Problem details. Copy out all lines that carry the word "всплывающее".
☆ ☆ ☆ ☆
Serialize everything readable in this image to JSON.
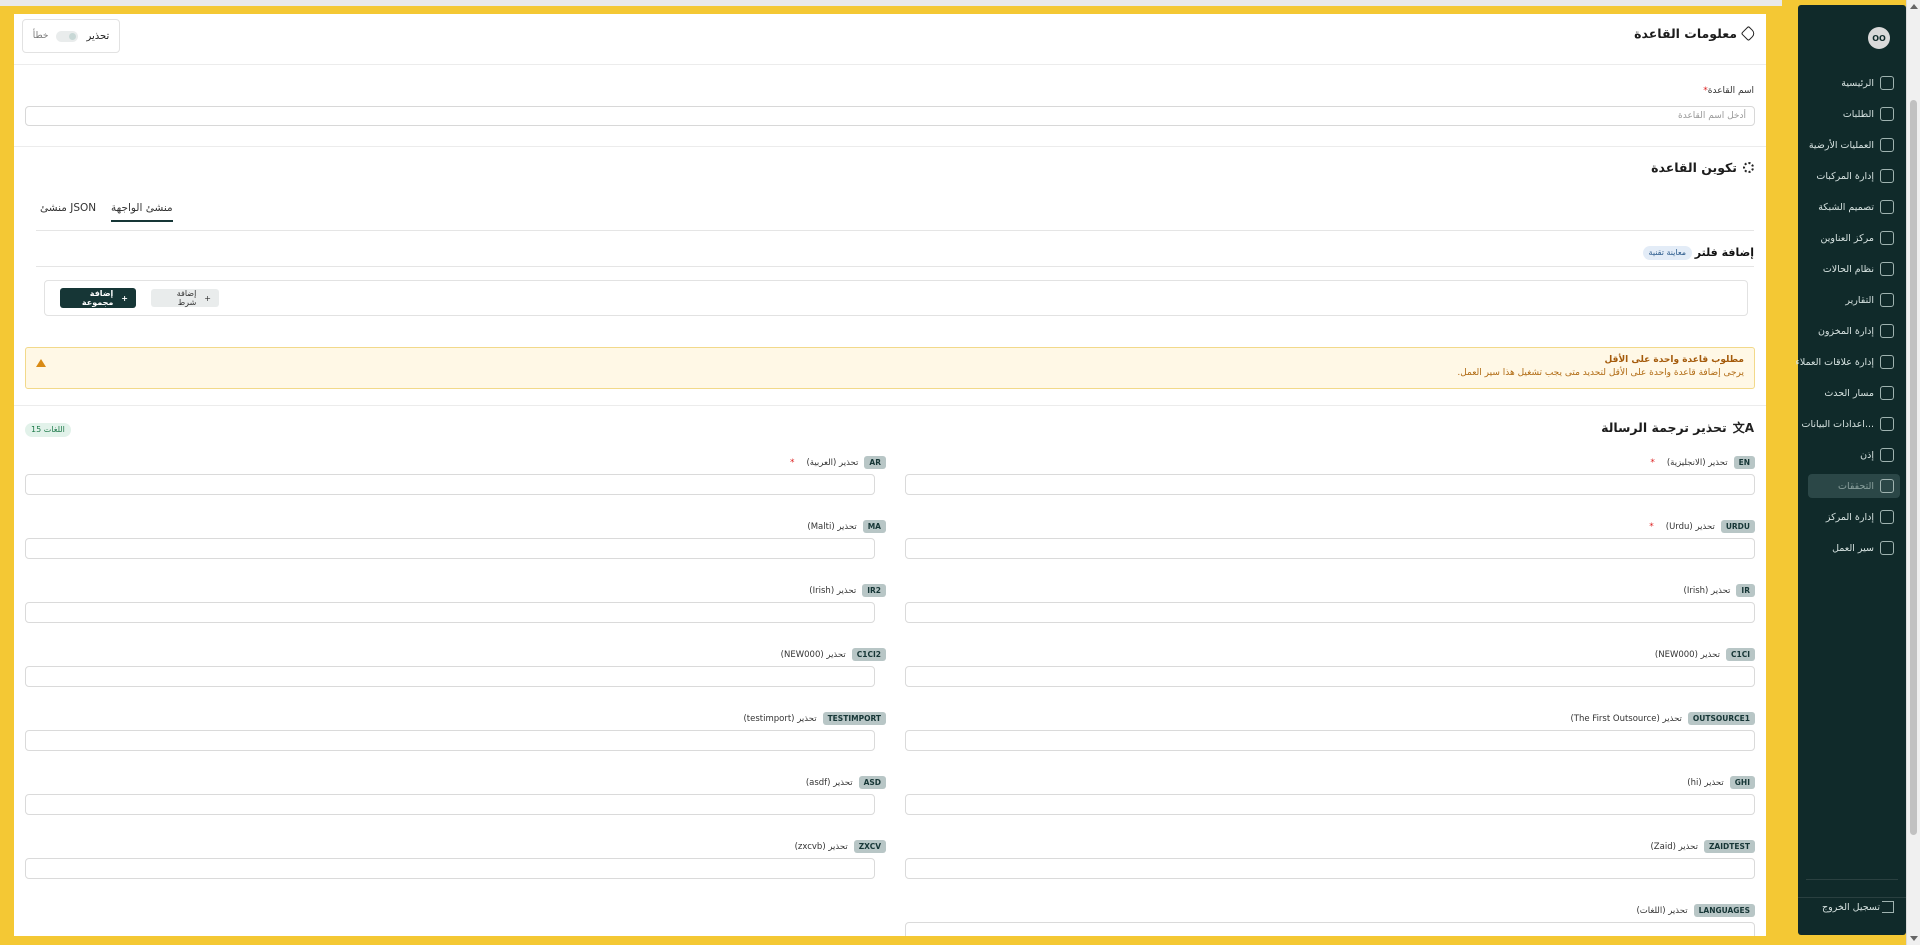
{
  "rule_info": {
    "title": "معلومات القاعدة",
    "toggle_on_label": "تحذير",
    "toggle_off_label": "خطأ"
  },
  "rule_name": {
    "label": "اسم القاعدة",
    "required_mark": "*",
    "placeholder": "أدخل اسم القاعدة"
  },
  "rule_config": {
    "title": "تكوين القاعدة",
    "tabs": [
      "منشئ الواجهة",
      "منشئ JSON"
    ],
    "active_tab": 0
  },
  "filter": {
    "title": "إضافة فلتر",
    "badge": "معاينة تقنية",
    "add_group_label": "إضافة مجموعة",
    "add_condition_label": "إضافة شرط"
  },
  "warning": {
    "title": "مطلوب قاعدة واحدة على الأقل",
    "description": "يرجى إضافة قاعدة واحدة على الأقل لتحديد متى يجب تشغيل هذا سير العمل."
  },
  "translation": {
    "title": "تحذير ترجمة الرسالة",
    "count_badge": "15 اللغات",
    "languages": [
      {
        "code": "EN",
        "label": "تحذير (الانجليزية)",
        "required": true
      },
      {
        "code": "AR",
        "label": "تحذير (العربية)",
        "required": true
      },
      {
        "code": "URDU",
        "label": "تحذير (Urdu)",
        "required": true
      },
      {
        "code": "MA",
        "label": "تحذير (Malti)",
        "required": false
      },
      {
        "code": "IR",
        "label": "تحذير (Irish)",
        "required": false
      },
      {
        "code": "IR2",
        "label": "تحذير (Irish)",
        "required": false
      },
      {
        "code": "C1CI",
        "label": "تحذير (NEW000)",
        "required": false
      },
      {
        "code": "C1CI2",
        "label": "تحذير (NEW000)",
        "required": false
      },
      {
        "code": "OUTSOURCE1",
        "label": "تحذير (The First Outsource)",
        "required": false
      },
      {
        "code": "TESTIMPORT",
        "label": "تحذير (testimport)",
        "required": false
      },
      {
        "code": "GHI",
        "label": "تحذير (hi)",
        "required": false
      },
      {
        "code": "ASD",
        "label": "تحذير (asdf)",
        "required": false
      },
      {
        "code": "ZAIDTEST",
        "label": "تحذير (Zaid)",
        "required": false
      },
      {
        "code": "ZXCV",
        "label": "تحذير (zxcvb)",
        "required": false
      },
      {
        "code": "LANGUAGES",
        "label": "تحذير (اللغات)",
        "required": false
      }
    ]
  },
  "sidebar": {
    "avatar": "OO",
    "items": [
      {
        "label": "الرئيسية",
        "icon": "dashboard-icon"
      },
      {
        "label": "الطلبات",
        "icon": "orders-icon"
      },
      {
        "label": "العمليات الأرضية",
        "icon": "ground-ops-icon"
      },
      {
        "label": "إدارة المركبات",
        "icon": "truck-icon"
      },
      {
        "label": "تصميم الشبكة",
        "icon": "network-icon"
      },
      {
        "label": "مركز العناوين",
        "icon": "address-icon"
      },
      {
        "label": "نظام الحالات",
        "icon": "status-icon"
      },
      {
        "label": "التقارير",
        "icon": "reports-icon"
      },
      {
        "label": "إدارة المخزون",
        "icon": "inventory-icon"
      },
      {
        "label": "إدارة علاقات العملاء",
        "icon": "crm-icon"
      },
      {
        "label": "مسار الحدث",
        "icon": "route-icon"
      },
      {
        "label": "اعدادات البيانات...",
        "icon": "database-icon"
      },
      {
        "label": "إذن",
        "icon": "users-icon"
      },
      {
        "label": "التحققات",
        "icon": "validations-icon",
        "active": true
      },
      {
        "label": "إدارة المركز",
        "icon": "hub-icon"
      },
      {
        "label": "سير العمل",
        "icon": "workflow-icon"
      }
    ],
    "logout_label": "تسجيل الخروج"
  }
}
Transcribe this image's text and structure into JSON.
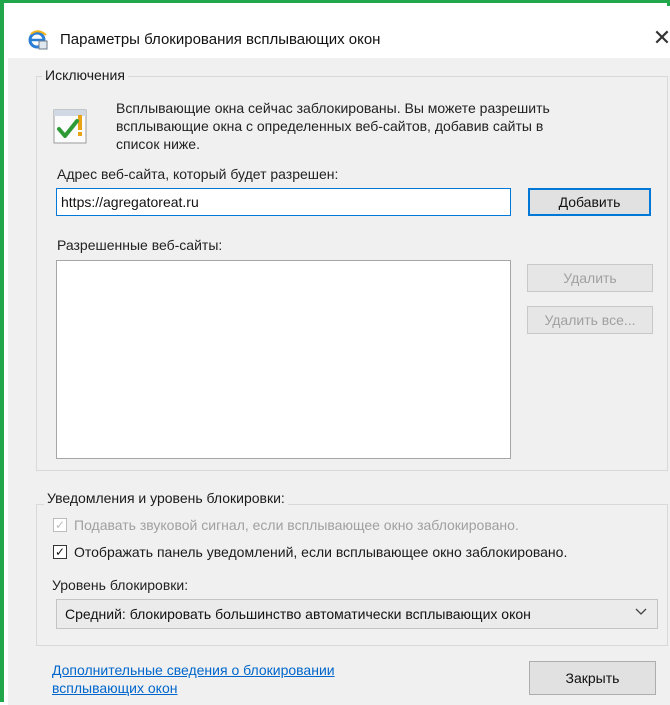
{
  "window": {
    "title": "Параметры блокирования всплывающих окон",
    "close_label": "✕",
    "icon": "internet-explorer-settings-icon"
  },
  "exceptions": {
    "group_title": "Исключения",
    "info_icon": "allowed-popup-icon",
    "info_text": "Всплывающие окна сейчас заблокированы. Вы можете разрешить всплывающие окна с определенных веб-сайтов, добавив сайты в список ниже.",
    "address_label": "Адрес веб-сайта, который будет разрешен:",
    "address_value": "https://agregatoreat.ru",
    "add_button": "Добавить",
    "allowed_label": "Разрешенные веб-сайты:",
    "allowed_sites": [],
    "remove_button": "Удалить",
    "remove_all_button": "Удалить все..."
  },
  "notifications": {
    "group_title": "Уведомления и уровень блокировки:",
    "sound_checkbox": {
      "label": "Подавать звуковой сигнал, если всплывающее окно заблокировано.",
      "checked": true,
      "enabled": false
    },
    "bar_checkbox": {
      "label": "Отображать панель уведомлений, если всплывающее окно заблокировано.",
      "checked": true,
      "enabled": true
    },
    "level_label": "Уровень блокировки:",
    "level_value": "Средний: блокировать большинство автоматически всплывающих окон"
  },
  "footer": {
    "more_info_link": "Дополнительные сведения о блокировании всплывающих окон",
    "close_button": "Закрыть"
  },
  "colors": {
    "accent": "#0078d7",
    "link": "#0066cc",
    "frame": "#22a64a"
  }
}
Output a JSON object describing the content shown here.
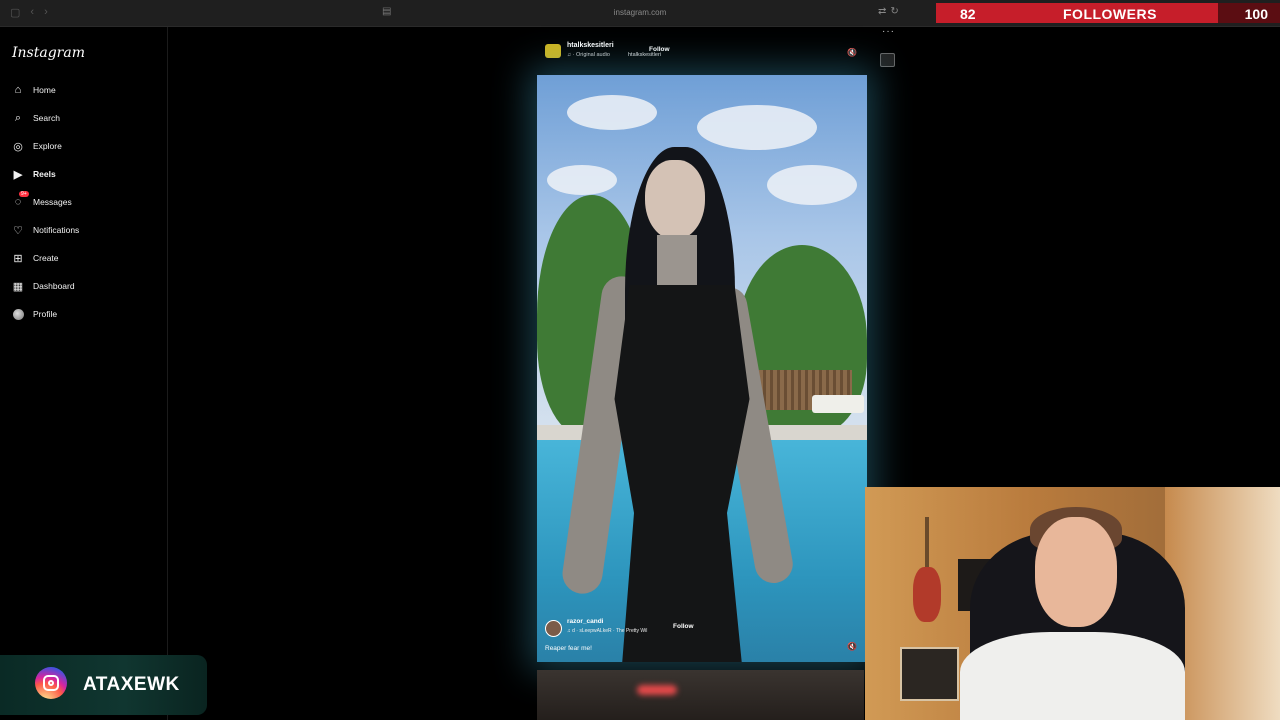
{
  "browser": {
    "url": "instagram.com"
  },
  "followers": {
    "current": "82",
    "label": "FOLLOWERS",
    "goal": "100",
    "progress": 0.82,
    "fill_color": "#c61e2a",
    "track_color": "#5b0d12"
  },
  "sidebar": {
    "logo": "Instagram",
    "items": [
      {
        "label": "Home",
        "icon": "home-icon"
      },
      {
        "label": "Search",
        "icon": "search-icon"
      },
      {
        "label": "Explore",
        "icon": "compass-icon"
      },
      {
        "label": "Reels",
        "icon": "reels-icon"
      },
      {
        "label": "Messages",
        "icon": "messenger-icon",
        "badge": "9+"
      },
      {
        "label": "Notifications",
        "icon": "heart-icon"
      },
      {
        "label": "Create",
        "icon": "plus-square-icon"
      },
      {
        "label": "Dashboard",
        "icon": "dashboard-icon"
      },
      {
        "label": "Profile",
        "icon": "avatar"
      }
    ]
  },
  "reel": {
    "header_user": "htalkskesitleri",
    "header_follow": "Follow",
    "header_audio": "♫ · Original audio",
    "header_audio_user": "htalkskesitleri",
    "caption_user": "razor_candi",
    "caption_track": "♫ d · sLeepwALkeR · The Pretty Wil",
    "caption_follow": "Follow",
    "caption_text": "Reaper fear me!"
  },
  "overlay": {
    "handle": "ATAXEWK"
  }
}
☆ ☆ ☆ ☆
Exercise output.
      "label": "Подавать звуковой сигнал, если всплывающее окно заблокировано.",
      "label": "Отображать панель уведомлений, если всплывающее окно заблокировано.",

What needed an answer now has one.